**Requirements:** Write out the records below word for word, please.

Source records:
=-=-=
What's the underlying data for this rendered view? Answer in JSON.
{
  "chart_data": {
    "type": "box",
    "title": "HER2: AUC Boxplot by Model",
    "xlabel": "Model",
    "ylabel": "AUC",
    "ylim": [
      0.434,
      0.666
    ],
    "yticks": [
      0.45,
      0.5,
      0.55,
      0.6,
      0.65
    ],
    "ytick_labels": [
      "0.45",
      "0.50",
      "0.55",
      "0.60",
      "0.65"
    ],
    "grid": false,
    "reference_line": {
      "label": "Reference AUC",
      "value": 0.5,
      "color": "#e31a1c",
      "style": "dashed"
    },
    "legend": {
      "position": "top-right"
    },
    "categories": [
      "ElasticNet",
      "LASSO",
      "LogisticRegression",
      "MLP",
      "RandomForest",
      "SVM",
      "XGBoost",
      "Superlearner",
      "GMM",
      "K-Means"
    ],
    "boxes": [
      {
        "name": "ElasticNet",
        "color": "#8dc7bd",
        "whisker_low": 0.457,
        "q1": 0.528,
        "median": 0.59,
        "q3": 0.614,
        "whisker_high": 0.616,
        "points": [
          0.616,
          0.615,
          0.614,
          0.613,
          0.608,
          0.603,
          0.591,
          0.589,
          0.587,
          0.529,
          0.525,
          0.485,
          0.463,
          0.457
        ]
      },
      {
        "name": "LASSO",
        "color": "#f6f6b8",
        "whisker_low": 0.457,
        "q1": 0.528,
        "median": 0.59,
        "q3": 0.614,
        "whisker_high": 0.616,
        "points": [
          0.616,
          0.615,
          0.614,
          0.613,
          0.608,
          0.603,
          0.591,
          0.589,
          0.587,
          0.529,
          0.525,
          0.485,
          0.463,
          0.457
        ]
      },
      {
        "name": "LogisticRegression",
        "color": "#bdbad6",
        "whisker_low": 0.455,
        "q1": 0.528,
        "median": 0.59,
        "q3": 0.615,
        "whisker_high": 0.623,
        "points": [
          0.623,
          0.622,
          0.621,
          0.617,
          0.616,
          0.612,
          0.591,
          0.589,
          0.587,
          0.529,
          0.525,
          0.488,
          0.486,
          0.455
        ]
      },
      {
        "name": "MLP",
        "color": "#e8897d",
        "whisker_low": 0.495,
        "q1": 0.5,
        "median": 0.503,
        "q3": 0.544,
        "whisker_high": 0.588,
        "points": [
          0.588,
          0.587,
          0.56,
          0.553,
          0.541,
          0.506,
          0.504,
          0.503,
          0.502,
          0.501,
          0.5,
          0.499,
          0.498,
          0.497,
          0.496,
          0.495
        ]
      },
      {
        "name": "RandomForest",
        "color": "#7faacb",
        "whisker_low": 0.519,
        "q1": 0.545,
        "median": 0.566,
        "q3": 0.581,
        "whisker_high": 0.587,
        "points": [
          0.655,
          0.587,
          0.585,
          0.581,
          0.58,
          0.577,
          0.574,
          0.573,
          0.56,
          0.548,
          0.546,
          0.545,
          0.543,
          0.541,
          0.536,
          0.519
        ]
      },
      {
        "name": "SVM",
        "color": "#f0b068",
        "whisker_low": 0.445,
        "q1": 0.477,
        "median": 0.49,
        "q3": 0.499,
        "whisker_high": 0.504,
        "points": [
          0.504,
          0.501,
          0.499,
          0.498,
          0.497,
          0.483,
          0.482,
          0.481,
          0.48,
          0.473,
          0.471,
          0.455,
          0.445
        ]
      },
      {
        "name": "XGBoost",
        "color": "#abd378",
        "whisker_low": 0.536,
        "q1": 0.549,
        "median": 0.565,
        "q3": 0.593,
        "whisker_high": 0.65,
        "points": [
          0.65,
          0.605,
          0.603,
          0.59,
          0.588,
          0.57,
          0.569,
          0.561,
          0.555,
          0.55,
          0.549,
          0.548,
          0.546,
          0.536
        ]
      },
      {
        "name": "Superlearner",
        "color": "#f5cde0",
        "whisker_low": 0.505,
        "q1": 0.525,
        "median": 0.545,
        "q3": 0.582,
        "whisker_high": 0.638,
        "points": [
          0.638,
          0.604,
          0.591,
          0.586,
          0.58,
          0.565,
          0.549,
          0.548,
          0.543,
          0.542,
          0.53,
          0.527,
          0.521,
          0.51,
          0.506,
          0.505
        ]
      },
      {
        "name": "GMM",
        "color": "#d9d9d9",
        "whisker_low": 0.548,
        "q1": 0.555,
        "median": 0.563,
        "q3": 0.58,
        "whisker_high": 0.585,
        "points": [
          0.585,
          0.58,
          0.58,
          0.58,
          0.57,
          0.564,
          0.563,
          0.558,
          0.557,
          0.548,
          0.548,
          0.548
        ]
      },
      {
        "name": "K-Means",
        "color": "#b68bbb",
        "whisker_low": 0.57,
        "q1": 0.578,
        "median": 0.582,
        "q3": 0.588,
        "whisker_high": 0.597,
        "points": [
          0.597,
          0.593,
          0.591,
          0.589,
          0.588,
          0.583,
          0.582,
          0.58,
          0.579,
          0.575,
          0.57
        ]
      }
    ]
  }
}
=-=-=
**Problem solution:**
What's the underlying data for this rendered view? Answer in JSON.
{
  "chart_data": {
    "type": "box",
    "title": "HER2: AUC Boxplot by Model",
    "xlabel": "Model",
    "ylabel": "AUC",
    "ylim": [
      0.434,
      0.666
    ],
    "yticks": [
      0.45,
      0.5,
      0.55,
      0.6,
      0.65
    ],
    "ytick_labels": [
      "0.45",
      "0.50",
      "0.55",
      "0.60",
      "0.65"
    ],
    "grid": false,
    "reference_line": {
      "label": "Reference AUC",
      "value": 0.5,
      "color": "#e31a1c",
      "style": "dashed"
    },
    "legend": {
      "position": "top-right"
    },
    "categories": [
      "ElasticNet",
      "LASSO",
      "LogisticRegression",
      "MLP",
      "RandomForest",
      "SVM",
      "XGBoost",
      "Superlearner",
      "GMM",
      "K-Means"
    ],
    "boxes": [
      {
        "name": "ElasticNet",
        "color": "#8dc7bd",
        "whisker_low": 0.457,
        "q1": 0.528,
        "median": 0.59,
        "q3": 0.614,
        "whisker_high": 0.616,
        "points": [
          0.616,
          0.615,
          0.614,
          0.613,
          0.608,
          0.603,
          0.591,
          0.589,
          0.587,
          0.529,
          0.525,
          0.485,
          0.463,
          0.457
        ]
      },
      {
        "name": "LASSO",
        "color": "#f6f6b8",
        "whisker_low": 0.457,
        "q1": 0.528,
        "median": 0.59,
        "q3": 0.614,
        "whisker_high": 0.616,
        "points": [
          0.616,
          0.615,
          0.614,
          0.613,
          0.608,
          0.603,
          0.591,
          0.589,
          0.587,
          0.529,
          0.525,
          0.485,
          0.463,
          0.457
        ]
      },
      {
        "name": "LogisticRegression",
        "color": "#bdbad6",
        "whisker_low": 0.455,
        "q1": 0.528,
        "median": 0.59,
        "q3": 0.615,
        "whisker_high": 0.623,
        "points": [
          0.623,
          0.622,
          0.621,
          0.617,
          0.616,
          0.612,
          0.591,
          0.589,
          0.587,
          0.529,
          0.525,
          0.488,
          0.486,
          0.455
        ]
      },
      {
        "name": "MLP",
        "color": "#e8897d",
        "whisker_low": 0.495,
        "q1": 0.5,
        "median": 0.503,
        "q3": 0.544,
        "whisker_high": 0.588,
        "points": [
          0.588,
          0.587,
          0.56,
          0.553,
          0.541,
          0.506,
          0.504,
          0.503,
          0.502,
          0.501,
          0.5,
          0.499,
          0.498,
          0.497,
          0.496,
          0.495
        ]
      },
      {
        "name": "RandomForest",
        "color": "#7faacb",
        "whisker_low": 0.519,
        "q1": 0.545,
        "median": 0.566,
        "q3": 0.581,
        "whisker_high": 0.587,
        "points": [
          0.655,
          0.587,
          0.585,
          0.581,
          0.58,
          0.577,
          0.574,
          0.573,
          0.56,
          0.548,
          0.546,
          0.545,
          0.543,
          0.541,
          0.536,
          0.519
        ]
      },
      {
        "name": "SVM",
        "color": "#f0b068",
        "whisker_low": 0.445,
        "q1": 0.477,
        "median": 0.49,
        "q3": 0.499,
        "whisker_high": 0.504,
        "points": [
          0.504,
          0.501,
          0.499,
          0.498,
          0.497,
          0.483,
          0.482,
          0.481,
          0.48,
          0.473,
          0.471,
          0.455,
          0.445
        ]
      },
      {
        "name": "XGBoost",
        "color": "#abd378",
        "whisker_low": 0.536,
        "q1": 0.549,
        "median": 0.565,
        "q3": 0.593,
        "whisker_high": 0.65,
        "points": [
          0.65,
          0.605,
          0.603,
          0.59,
          0.588,
          0.57,
          0.569,
          0.561,
          0.555,
          0.55,
          0.549,
          0.548,
          0.546,
          0.536
        ]
      },
      {
        "name": "Superlearner",
        "color": "#f5cde0",
        "whisker_low": 0.505,
        "q1": 0.525,
        "median": 0.545,
        "q3": 0.582,
        "whisker_high": 0.638,
        "points": [
          0.638,
          0.604,
          0.591,
          0.586,
          0.58,
          0.565,
          0.549,
          0.548,
          0.543,
          0.542,
          0.53,
          0.527,
          0.521,
          0.51,
          0.506,
          0.505
        ]
      },
      {
        "name": "GMM",
        "color": "#d9d9d9",
        "whisker_low": 0.548,
        "q1": 0.555,
        "median": 0.563,
        "q3": 0.58,
        "whisker_high": 0.585,
        "points": [
          0.585,
          0.58,
          0.58,
          0.58,
          0.57,
          0.564,
          0.563,
          0.558,
          0.557,
          0.548,
          0.548,
          0.548
        ]
      },
      {
        "name": "K-Means",
        "color": "#b68bbb",
        "whisker_low": 0.57,
        "q1": 0.578,
        "median": 0.582,
        "q3": 0.588,
        "whisker_high": 0.597,
        "points": [
          0.597,
          0.593,
          0.591,
          0.589,
          0.588,
          0.583,
          0.582,
          0.58,
          0.579,
          0.575,
          0.57
        ]
      }
    ]
  }
}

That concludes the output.